§ Exercise instructions
All entries are to be quoted exactly; the images stay out of the copy.

(Dataset items)
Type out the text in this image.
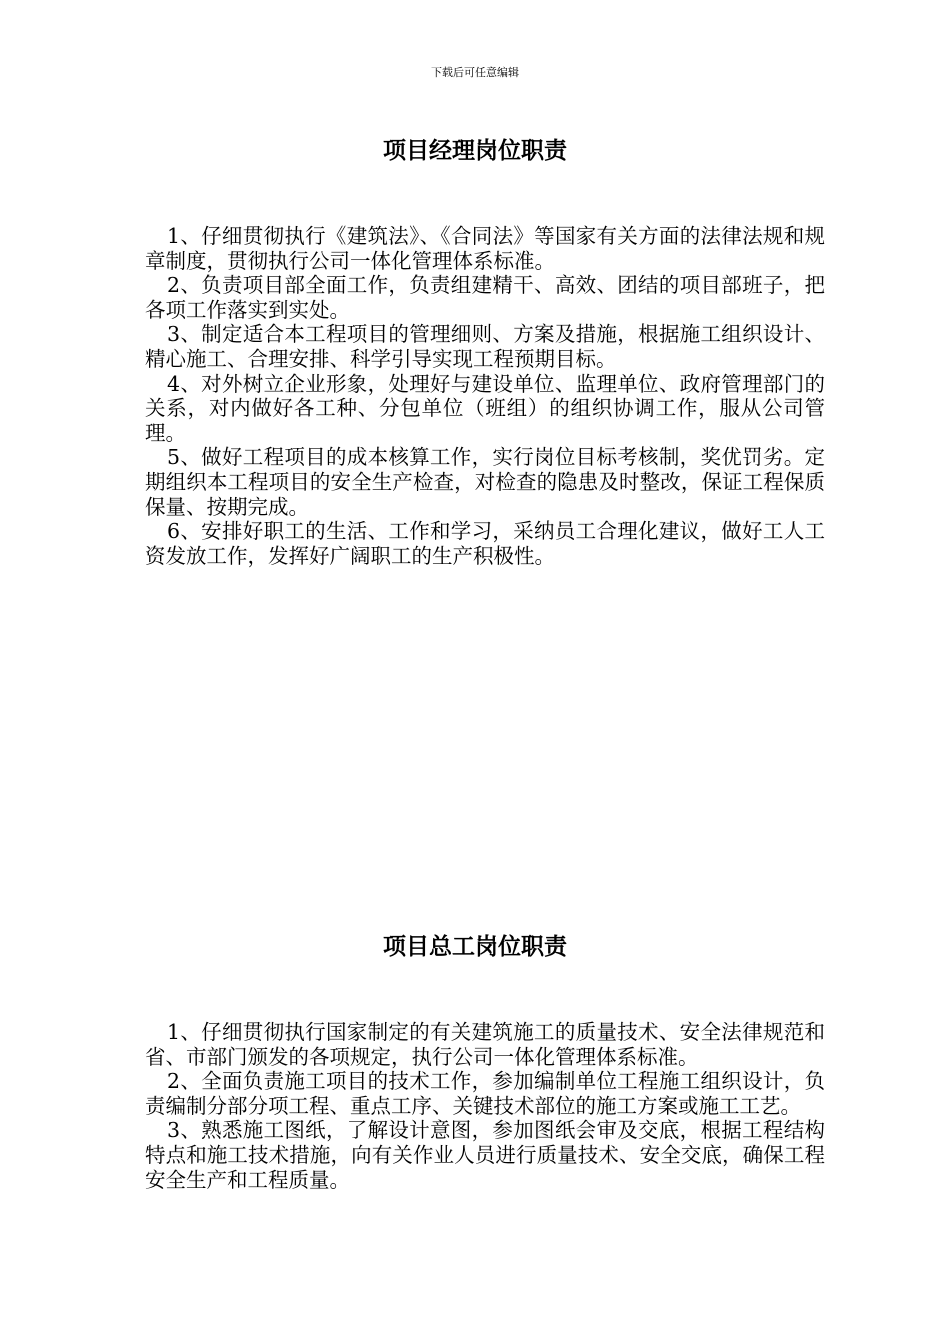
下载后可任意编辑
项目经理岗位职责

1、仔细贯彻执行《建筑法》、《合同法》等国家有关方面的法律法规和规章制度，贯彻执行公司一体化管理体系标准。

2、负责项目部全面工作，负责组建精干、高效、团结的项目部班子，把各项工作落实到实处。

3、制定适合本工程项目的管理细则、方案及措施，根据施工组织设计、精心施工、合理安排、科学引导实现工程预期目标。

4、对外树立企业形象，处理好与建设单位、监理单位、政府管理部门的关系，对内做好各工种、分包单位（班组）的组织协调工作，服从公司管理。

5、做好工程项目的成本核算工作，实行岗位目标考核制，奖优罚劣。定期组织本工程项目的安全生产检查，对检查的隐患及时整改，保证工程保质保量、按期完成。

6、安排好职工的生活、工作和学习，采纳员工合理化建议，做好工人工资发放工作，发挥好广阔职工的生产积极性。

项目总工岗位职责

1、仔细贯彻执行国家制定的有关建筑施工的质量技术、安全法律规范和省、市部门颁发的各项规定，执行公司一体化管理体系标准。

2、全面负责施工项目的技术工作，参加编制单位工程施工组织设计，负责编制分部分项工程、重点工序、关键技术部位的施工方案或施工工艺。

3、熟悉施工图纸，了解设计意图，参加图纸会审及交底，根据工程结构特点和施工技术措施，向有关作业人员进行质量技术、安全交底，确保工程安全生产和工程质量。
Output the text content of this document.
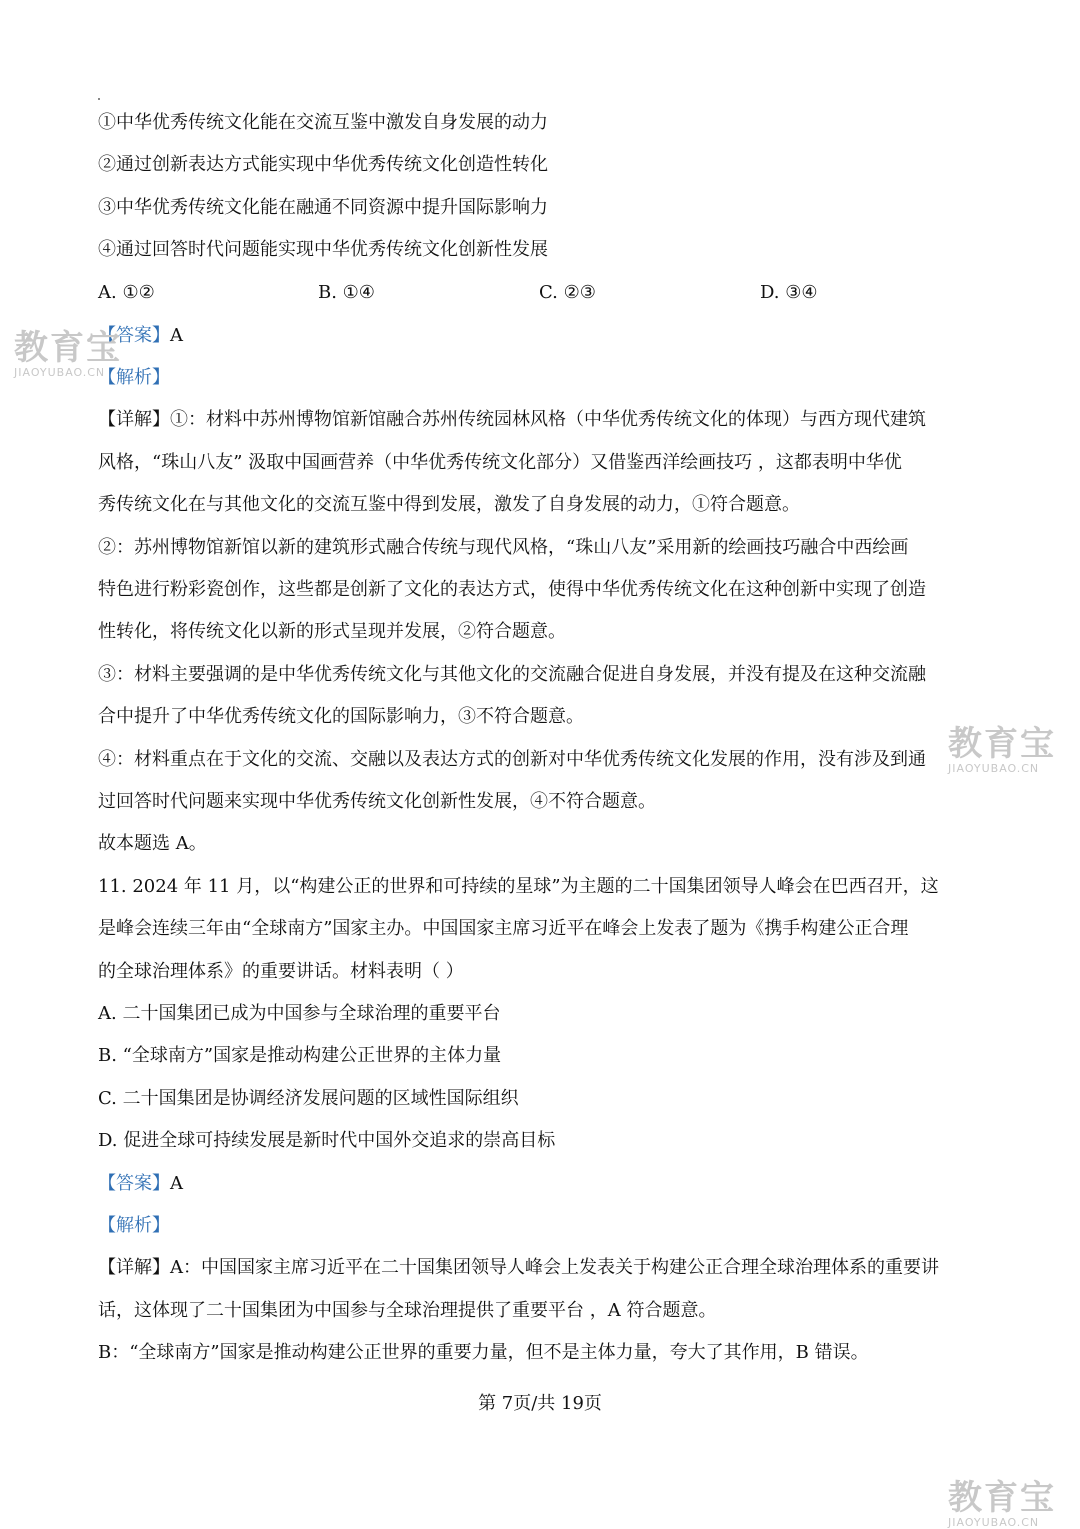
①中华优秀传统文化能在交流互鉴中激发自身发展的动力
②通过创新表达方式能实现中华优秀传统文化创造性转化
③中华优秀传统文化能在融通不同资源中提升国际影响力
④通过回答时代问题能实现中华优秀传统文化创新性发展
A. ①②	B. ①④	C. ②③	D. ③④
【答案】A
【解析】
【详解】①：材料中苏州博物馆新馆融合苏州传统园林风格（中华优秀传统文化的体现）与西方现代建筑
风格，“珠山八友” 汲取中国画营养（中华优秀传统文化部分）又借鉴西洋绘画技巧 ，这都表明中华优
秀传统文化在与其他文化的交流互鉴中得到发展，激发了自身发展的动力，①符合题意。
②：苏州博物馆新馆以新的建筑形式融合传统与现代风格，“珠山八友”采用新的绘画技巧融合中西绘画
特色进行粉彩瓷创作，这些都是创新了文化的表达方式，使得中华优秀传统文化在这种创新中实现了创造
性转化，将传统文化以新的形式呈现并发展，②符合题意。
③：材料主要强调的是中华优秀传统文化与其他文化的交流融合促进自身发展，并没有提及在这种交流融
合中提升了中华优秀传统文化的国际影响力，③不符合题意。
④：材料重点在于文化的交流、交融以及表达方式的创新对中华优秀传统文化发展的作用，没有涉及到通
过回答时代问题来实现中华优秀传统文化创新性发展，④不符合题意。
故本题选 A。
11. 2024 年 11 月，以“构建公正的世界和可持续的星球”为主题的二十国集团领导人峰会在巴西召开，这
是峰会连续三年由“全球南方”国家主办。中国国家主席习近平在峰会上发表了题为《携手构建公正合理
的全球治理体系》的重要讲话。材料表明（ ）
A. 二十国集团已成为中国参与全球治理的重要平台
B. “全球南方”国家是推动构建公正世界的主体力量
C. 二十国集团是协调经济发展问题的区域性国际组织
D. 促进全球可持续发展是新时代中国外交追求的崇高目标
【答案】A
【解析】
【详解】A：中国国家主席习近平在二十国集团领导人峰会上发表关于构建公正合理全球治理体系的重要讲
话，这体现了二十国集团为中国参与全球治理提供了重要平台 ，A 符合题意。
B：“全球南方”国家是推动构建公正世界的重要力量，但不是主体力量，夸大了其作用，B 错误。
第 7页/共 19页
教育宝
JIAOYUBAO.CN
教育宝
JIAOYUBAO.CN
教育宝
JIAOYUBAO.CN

§ Solution to this task
Type out the text in this image.
下载后可任意编辑
项目经理岗位职责

1、仔细贯彻执行《建筑法》、《合同法》等国家有关方面的法律法规和规章制度，贯彻执行公司一体化管理体系标准。

2、负责项目部全面工作，负责组建精干、高效、团结的项目部班子，把各项工作落实到实处。

3、制定适合本工程项目的管理细则、方案及措施，根据施工组织设计、精心施工、合理安排、科学引导实现工程预期目标。

4、对外树立企业形象，处理好与建设单位、监理单位、政府管理部门的关系，对内做好各工种、分包单位（班组）的组织协调工作，服从公司管理。

5、做好工程项目的成本核算工作，实行岗位目标考核制，奖优罚劣。定期组织本工程项目的安全生产检查，对检查的隐患及时整改，保证工程保质保量、按期完成。

6、安排好职工的生活、工作和学习，采纳员工合理化建议，做好工人工资发放工作，发挥好广阔职工的生产积极性。

项目总工岗位职责

1、仔细贯彻执行国家制定的有关建筑施工的质量技术、安全法律规范和省、市部门颁发的各项规定，执行公司一体化管理体系标准。

2、全面负责施工项目的技术工作，参加编制单位工程施工组织设计，负责编制分部分项工程、重点工序、关键技术部位的施工方案或施工工艺。

3、熟悉施工图纸，了解设计意图，参加图纸会审及交底，根据工程结构特点和施工技术措施，向有关作业人员进行质量技术、安全交底，确保工程安全生产和工程质量。
Output the text content of this document.
①中华优秀传统文化能在交流互鉴中激发自身发展的动力
②通过创新表达方式能实现中华优秀传统文化创造性转化
③中华优秀传统文化能在融通不同资源中提升国际影响力
④通过回答时代问题能实现中华优秀传统文化创新性发展
A. ①②	B. ①④	C. ②③	D. ③④
【答案】A
【解析】
【详解】①：材料中苏州博物馆新馆融合苏州传统园林风格（中华优秀传统文化的体现）与西方现代建筑
风格，“珠山八友” 汲取中国画营养（中华优秀传统文化部分）又借鉴西洋绘画技巧 ，这都表明中华优
秀传统文化在与其他文化的交流互鉴中得到发展，激发了自身发展的动力，①符合题意。
②：苏州博物馆新馆以新的建筑形式融合传统与现代风格，“珠山八友”采用新的绘画技巧融合中西绘画
特色进行粉彩瓷创作，这些都是创新了文化的表达方式，使得中华优秀传统文化在这种创新中实现了创造
性转化，将传统文化以新的形式呈现并发展，②符合题意。
③：材料主要强调的是中华优秀传统文化与其他文化的交流融合促进自身发展，并没有提及在这种交流融
合中提升了中华优秀传统文化的国际影响力，③不符合题意。
④：材料重点在于文化的交流、交融以及表达方式的创新对中华优秀传统文化发展的作用，没有涉及到通
过回答时代问题来实现中华优秀传统文化创新性发展，④不符合题意。
故本题选 A。
11. 2024 年 11 月，以“构建公正的世界和可持续的星球”为主题的二十国集团领导人峰会在巴西召开，这
是峰会连续三年由“全球南方”国家主办。中国国家主席习近平在峰会上发表了题为《携手构建公正合理
的全球治理体系》的重要讲话。材料表明（ ）
A. 二十国集团已成为中国参与全球治理的重要平台
B. “全球南方”国家是推动构建公正世界的主体力量
C. 二十国集团是协调经济发展问题的区域性国际组织
D. 促进全球可持续发展是新时代中国外交追求的崇高目标
【答案】A
【解析】
【详解】A：中国国家主席习近平在二十国集团领导人峰会上发表关于构建公正合理全球治理体系的重要讲
话，这体现了二十国集团为中国参与全球治理提供了重要平台 ，A 符合题意。
B：“全球南方”国家是推动构建公正世界的重要力量，但不是主体力量，夸大了其作用，B 错误。
第 7页/共 19页
教育宝
JIAOYUBAO.CN
教育宝
JIAOYUBAO.CN
教育宝
JIAOYUBAO.CN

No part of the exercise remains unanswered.